**文書の抜粋**
########

新時代のムエタイイベント、RWSが日本初上陸
ラジャダムナン・ワールド・シリーズ(RWS)は2022年からスタートした、タイの国技・ムエタイの外国へのアピールを目的とした大会。派手な舞台演出が特徴で、タイ人と他国の選手の交流戦が主体で、旗揚げ当初にはブアカーオと三浦孝太のエキシビションマッチが話題となった。昨年2月からラジャダムナンの王座獲得実績のある吉成名高が参戦し、3戦全てKO勝ち。8月の2戦目ではラジャダムナン認定フライ級王座を防衛し、12月23日の3戦目では同スーパーフライ級暫定王座を獲得した。3戦目は大会のメインイベントとなっていた。
これまで他にも日本からは石井一成、伊藤紗弥、奥脇竜哉、城戸康裕、福田海斗らが参戦し、日本はRWSで最も存在感を示している外国となっている。名高の所属するエイワスポーツジム(BOMプロモーション)の中川夏生代表は、RWSへの選手派遣をきっかけに運営サイドと交流を深め、今回のラジャダムナンスタジアム以外での初のRWSに全面協力することになった。
「格闘技の殿堂」同士の交流という要素もあるためか、東京ドームシティの運営会社も今大会に協力し、シティの各所にRWSを宣伝するデジタルサイネージが大会前に表示されていた。場内のリングのデザインはもちろん、装飾や照明も本場ラジャでのRWS同様に洗練されたものになっており、試合中に流れるタイの民族音楽も生演奏だった。
RWSはタイトルマッチ以外は3R制。大会後半の本戦カードはインターバル2分。どちらかに必ず優劣をつけるラウンドマスト制、ラウンドごとに採点が公開されるオープンスコアリングシステムが採用されている。終盤ラウンドで優勢な選手が防御に徹する、いわゆる「流し」はマイナス評価材料となっている。一般的なムエタイよりも、K-1やUFCといった他競技を見慣れた人にも馴染みやすいのが特徴だ。
吉成名高、正規王者プレーオプラーオから1Rダウン奪い判定勝ち、タイ人以外初のラジャダムナン3階級制覇
第7試合 ラジャダムナン認定スーパーフライ級(52.16kg)タイトルマッチ(王座統一戦) 3分5R
×プレーオプラーオ・ペップラオファー[Praewpraw PetchPrawFah](タイ/王者・元ミニフライ級王者、元WMC・WBCムエタイ世界・True4Uミニフライ級王者/51.82kg)
○名高・エイワスポーツジム[吉成名高](エイワスポーツジム/暫定王者・フライ級王者・元ミニフライ級王者、プロムエタイ協会・WPMF世界・BOMフライ級王者、WBCムエタイ・ナイカノムトム・スーパーバンタム級王者、元ルンピニー・WMC・WBC・IBFムエタイ世界ミニフライ級王者/52.12kg)

########

**抽出レコード**
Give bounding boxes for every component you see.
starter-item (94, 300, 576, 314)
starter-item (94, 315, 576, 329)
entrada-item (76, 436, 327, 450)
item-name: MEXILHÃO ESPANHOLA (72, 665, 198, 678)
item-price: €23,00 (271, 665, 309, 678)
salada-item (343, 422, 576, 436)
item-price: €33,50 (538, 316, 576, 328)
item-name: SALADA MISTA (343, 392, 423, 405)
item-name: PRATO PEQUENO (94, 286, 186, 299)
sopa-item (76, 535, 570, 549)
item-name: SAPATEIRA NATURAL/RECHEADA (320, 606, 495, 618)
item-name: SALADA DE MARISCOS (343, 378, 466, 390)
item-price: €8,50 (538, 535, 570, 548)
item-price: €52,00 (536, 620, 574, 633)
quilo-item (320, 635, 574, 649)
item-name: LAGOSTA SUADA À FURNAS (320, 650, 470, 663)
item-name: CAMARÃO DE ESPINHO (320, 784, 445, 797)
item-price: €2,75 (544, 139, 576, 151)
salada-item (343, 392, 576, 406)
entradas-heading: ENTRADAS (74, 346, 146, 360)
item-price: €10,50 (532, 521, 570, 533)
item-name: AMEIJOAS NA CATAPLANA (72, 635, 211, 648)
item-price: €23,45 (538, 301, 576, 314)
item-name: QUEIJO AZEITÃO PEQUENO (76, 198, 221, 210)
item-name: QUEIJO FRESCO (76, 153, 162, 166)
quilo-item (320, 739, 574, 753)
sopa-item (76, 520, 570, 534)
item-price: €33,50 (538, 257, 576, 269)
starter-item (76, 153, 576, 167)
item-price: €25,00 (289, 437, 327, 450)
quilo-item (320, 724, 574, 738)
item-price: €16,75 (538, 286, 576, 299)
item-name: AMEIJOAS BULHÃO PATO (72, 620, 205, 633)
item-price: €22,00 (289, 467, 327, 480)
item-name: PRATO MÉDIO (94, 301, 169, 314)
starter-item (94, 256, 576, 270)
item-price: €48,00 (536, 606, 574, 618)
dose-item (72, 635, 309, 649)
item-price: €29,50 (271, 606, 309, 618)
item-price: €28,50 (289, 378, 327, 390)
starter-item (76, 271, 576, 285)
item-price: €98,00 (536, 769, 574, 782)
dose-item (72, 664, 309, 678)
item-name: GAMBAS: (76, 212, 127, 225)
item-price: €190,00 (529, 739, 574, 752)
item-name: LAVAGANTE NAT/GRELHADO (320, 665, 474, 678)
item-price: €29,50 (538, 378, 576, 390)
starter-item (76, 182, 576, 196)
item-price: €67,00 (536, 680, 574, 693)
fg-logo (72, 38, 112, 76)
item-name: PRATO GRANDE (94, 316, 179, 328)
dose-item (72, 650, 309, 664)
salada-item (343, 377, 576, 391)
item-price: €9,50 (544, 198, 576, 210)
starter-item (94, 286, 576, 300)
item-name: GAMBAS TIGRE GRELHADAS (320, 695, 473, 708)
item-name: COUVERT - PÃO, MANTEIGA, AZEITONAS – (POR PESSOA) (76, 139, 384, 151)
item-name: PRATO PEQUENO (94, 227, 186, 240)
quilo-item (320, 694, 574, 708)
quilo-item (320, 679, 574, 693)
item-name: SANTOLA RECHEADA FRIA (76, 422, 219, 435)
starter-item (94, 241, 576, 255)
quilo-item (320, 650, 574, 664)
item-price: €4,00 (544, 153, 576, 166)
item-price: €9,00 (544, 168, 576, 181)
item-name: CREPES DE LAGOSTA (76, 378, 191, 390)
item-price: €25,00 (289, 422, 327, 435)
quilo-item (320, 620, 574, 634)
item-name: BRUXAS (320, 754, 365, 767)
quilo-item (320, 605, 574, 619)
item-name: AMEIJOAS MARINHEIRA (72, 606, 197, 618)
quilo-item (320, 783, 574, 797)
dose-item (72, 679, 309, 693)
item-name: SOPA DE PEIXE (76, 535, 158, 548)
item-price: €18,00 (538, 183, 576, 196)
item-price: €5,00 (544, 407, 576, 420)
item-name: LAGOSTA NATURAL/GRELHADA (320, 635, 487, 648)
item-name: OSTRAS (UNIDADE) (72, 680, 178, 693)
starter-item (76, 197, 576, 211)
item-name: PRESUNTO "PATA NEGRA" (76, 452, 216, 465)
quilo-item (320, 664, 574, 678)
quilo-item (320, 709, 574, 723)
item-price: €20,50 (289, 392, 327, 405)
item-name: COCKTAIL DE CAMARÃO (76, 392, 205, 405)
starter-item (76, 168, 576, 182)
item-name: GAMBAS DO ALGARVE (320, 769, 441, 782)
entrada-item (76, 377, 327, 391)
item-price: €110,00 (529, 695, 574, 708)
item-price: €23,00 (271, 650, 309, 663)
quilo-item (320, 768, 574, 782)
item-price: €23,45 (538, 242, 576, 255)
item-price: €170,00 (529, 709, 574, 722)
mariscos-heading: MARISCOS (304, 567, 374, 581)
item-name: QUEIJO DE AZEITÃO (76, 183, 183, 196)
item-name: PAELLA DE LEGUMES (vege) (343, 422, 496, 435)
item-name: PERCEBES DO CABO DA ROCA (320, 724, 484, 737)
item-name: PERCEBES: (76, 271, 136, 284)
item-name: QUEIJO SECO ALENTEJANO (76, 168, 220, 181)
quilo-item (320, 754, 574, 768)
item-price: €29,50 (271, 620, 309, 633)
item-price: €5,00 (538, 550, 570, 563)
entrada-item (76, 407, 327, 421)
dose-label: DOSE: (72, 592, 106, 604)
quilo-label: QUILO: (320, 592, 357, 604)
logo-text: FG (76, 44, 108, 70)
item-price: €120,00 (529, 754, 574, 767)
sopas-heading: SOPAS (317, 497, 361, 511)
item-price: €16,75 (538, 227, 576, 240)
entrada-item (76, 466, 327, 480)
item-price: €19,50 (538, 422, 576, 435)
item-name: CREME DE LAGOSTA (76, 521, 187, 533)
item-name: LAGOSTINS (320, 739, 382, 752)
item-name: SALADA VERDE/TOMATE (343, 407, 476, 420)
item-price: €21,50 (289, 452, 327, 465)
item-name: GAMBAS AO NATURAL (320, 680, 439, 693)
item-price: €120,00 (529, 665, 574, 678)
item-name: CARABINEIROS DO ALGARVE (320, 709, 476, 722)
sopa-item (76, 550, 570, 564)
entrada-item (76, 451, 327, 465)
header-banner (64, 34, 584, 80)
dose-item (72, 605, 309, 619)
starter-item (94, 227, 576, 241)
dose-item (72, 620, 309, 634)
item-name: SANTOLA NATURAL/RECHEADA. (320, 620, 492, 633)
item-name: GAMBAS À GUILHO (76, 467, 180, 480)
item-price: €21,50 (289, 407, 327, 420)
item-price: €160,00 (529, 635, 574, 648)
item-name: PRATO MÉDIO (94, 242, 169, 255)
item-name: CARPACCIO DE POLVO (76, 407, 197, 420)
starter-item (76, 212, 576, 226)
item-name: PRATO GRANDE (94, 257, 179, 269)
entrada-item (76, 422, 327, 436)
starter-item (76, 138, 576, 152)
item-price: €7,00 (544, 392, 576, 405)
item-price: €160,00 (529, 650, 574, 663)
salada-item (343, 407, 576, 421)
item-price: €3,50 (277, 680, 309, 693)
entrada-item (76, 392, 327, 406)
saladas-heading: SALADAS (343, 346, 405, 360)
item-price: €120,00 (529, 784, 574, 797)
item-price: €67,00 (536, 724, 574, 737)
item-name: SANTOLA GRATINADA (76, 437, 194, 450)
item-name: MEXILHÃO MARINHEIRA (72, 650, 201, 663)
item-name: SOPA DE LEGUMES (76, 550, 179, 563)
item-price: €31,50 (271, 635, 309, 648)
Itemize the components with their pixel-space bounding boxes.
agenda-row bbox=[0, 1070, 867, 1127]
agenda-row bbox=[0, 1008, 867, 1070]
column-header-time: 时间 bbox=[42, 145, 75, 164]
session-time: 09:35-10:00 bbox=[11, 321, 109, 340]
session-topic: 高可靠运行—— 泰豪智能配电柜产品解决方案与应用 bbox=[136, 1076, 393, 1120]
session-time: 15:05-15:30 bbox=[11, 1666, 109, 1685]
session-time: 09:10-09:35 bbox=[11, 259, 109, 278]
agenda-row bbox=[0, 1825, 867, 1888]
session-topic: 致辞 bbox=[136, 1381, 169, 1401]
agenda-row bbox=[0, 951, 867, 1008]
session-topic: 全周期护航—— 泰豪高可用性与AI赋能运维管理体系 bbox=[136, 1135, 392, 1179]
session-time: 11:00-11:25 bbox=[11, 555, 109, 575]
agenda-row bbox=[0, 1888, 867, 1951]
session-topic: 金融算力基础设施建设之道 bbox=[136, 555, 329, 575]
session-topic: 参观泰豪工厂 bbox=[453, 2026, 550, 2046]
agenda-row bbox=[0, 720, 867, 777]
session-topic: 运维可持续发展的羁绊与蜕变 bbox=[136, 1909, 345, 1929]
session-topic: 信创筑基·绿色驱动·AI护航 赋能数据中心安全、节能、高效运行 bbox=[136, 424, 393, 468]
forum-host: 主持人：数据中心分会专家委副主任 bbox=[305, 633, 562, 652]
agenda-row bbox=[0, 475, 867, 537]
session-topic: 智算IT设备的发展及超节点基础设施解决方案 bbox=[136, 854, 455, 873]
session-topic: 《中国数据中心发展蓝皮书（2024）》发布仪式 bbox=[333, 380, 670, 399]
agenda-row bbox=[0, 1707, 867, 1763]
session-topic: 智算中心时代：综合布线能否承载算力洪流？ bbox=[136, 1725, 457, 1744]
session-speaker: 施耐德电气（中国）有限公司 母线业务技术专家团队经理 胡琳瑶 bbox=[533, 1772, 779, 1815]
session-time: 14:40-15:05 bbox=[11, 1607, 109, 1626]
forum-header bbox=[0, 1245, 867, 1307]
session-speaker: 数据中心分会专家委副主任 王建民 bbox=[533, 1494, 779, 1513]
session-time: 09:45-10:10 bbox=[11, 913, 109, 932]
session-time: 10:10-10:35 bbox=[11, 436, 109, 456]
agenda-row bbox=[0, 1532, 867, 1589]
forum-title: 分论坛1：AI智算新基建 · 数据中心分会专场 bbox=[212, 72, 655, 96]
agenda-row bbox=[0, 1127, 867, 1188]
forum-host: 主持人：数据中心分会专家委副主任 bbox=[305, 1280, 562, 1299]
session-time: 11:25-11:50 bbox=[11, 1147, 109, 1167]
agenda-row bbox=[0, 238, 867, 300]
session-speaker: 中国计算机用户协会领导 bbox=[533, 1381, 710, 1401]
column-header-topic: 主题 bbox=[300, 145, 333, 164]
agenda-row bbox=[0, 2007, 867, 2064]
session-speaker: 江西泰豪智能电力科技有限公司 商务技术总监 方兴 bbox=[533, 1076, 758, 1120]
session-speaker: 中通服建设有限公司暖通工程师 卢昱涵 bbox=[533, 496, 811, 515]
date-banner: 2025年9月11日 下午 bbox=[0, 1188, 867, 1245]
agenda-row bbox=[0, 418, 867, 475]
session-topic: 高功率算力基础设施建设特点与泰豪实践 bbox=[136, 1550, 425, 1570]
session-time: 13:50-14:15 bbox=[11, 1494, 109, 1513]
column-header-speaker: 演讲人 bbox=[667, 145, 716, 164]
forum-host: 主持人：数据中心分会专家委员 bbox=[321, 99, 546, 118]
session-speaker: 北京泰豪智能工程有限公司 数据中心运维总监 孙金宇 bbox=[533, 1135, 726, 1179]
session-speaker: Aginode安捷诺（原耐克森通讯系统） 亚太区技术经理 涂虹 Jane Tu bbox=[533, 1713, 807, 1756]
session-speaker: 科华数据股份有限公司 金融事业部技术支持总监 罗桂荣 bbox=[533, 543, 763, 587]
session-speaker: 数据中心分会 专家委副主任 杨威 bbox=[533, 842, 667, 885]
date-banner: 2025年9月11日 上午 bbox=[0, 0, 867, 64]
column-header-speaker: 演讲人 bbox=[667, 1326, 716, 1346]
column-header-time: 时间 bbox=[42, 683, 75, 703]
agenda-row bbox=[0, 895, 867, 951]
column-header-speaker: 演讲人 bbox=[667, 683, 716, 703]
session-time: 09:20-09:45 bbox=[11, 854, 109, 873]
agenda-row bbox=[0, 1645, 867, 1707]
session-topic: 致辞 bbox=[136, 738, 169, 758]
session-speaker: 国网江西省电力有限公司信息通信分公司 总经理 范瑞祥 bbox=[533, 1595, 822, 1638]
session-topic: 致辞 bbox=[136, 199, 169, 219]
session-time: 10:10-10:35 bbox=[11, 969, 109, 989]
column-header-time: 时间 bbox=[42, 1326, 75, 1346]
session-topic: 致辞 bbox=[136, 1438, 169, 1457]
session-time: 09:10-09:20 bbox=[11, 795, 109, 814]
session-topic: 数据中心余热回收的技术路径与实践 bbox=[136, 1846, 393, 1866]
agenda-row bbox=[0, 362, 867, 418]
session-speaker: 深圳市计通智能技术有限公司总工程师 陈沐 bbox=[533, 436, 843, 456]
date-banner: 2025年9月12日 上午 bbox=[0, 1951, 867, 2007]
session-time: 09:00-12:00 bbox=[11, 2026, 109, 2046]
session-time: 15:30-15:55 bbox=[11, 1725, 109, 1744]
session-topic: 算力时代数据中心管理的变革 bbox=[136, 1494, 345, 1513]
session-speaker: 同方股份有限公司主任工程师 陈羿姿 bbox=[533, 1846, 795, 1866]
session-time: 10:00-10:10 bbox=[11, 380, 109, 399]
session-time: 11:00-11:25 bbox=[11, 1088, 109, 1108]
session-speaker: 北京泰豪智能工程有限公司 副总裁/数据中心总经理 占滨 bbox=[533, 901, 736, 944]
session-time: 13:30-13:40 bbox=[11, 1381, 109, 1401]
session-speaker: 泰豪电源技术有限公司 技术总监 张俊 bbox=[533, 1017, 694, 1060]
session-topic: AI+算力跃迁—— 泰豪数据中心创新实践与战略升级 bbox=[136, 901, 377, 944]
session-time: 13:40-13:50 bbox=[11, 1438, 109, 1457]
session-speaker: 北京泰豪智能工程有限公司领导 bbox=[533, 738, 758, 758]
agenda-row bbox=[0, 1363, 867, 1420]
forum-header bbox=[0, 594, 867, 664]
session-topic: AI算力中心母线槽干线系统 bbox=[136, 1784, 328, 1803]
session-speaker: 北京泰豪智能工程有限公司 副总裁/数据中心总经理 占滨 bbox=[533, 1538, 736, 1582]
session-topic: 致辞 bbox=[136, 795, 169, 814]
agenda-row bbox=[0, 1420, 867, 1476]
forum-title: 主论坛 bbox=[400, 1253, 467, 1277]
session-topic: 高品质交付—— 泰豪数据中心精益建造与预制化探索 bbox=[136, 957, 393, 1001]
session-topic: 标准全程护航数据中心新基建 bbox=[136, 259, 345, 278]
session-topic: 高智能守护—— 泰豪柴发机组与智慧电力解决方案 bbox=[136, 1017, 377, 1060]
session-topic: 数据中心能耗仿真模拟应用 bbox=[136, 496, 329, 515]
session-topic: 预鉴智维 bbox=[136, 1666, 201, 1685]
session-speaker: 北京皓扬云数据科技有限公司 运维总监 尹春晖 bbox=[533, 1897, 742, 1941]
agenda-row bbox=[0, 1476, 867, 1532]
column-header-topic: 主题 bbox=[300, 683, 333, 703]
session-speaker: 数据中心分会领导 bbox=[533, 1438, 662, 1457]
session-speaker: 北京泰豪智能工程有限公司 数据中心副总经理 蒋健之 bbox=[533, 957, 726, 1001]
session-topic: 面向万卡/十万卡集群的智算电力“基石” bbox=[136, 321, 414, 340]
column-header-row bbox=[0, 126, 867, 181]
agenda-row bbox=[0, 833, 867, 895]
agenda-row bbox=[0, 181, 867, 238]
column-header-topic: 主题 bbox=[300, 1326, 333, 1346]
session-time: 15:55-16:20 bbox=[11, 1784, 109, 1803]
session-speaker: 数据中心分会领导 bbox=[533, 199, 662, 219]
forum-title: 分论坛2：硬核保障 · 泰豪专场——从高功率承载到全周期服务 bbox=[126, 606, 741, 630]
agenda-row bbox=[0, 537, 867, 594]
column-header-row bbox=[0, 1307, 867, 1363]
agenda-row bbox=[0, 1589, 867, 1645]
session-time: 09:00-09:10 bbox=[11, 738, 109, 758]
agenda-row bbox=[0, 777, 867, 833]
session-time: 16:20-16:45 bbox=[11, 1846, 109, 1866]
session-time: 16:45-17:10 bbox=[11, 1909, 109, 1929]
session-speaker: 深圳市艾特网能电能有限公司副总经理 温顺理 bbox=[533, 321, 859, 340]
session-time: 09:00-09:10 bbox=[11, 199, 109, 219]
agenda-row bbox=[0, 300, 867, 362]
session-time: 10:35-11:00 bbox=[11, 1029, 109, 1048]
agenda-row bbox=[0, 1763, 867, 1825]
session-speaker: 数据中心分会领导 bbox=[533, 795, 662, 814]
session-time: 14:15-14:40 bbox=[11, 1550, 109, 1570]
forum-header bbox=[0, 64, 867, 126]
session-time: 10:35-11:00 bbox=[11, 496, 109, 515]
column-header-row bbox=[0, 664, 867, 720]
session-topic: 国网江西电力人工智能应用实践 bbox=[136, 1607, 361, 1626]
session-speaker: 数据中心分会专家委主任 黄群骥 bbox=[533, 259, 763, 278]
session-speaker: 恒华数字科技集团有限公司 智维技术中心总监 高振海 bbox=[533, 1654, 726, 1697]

########

**演習の構成**
1) RWS日本初上陸の記事のうち、「吉成名高、正規王者プレーオプ」から「ライ級王者/51.82kg)」までを、「判定勝ち」を「判定勝利」に置き換えて書き直してください。
2) RWS日本初上陸の記事によると、吉成名高がラジャダムナン認定スーパーフライ級暫定王座を獲得したのはいつの試合ですか。
3) RWS日本初上陸の記事で「RWSはタイトルマッチ以外は3R制」で始まる段落を、主要な事実を残して箇条書きに書き換えてください。

**課題別解答**
1)
吉成名高、正規王者プレーオプラーオから1Rダウン奪い判定勝利、タイ人以外初のラジャダムナン3階級制覇
第7試合 ラジャダムナン認定スーパーフライ級(52.16kg)タイトルマッチ(王座統一戦) 3分5R
×プレーオプラーオ・ペップラオファー[Praewpraw PetchPrawFah](タイ/王者・元ミニフライ級王者、元WMC・WBCムエタイ世界・True4Uミニフライ級王者/51.82kg)

2) 12月23日の3戦目です。

3)
- タイトルマッチ以外は3R制
- 大会後半の本戦カードはインターバル2分
- 必ず優劣をつけるラウンドマスト制を採用
- ラウンドごとに採点を公開するオープンスコアリングシステムを採用
- 終盤ラウンドで優勢な選手が防御に徹する「流し」はマイナス評価
- 一般的なムエタイよりも、K-1やUFCなど他競技を見慣れた人に馴染みやすい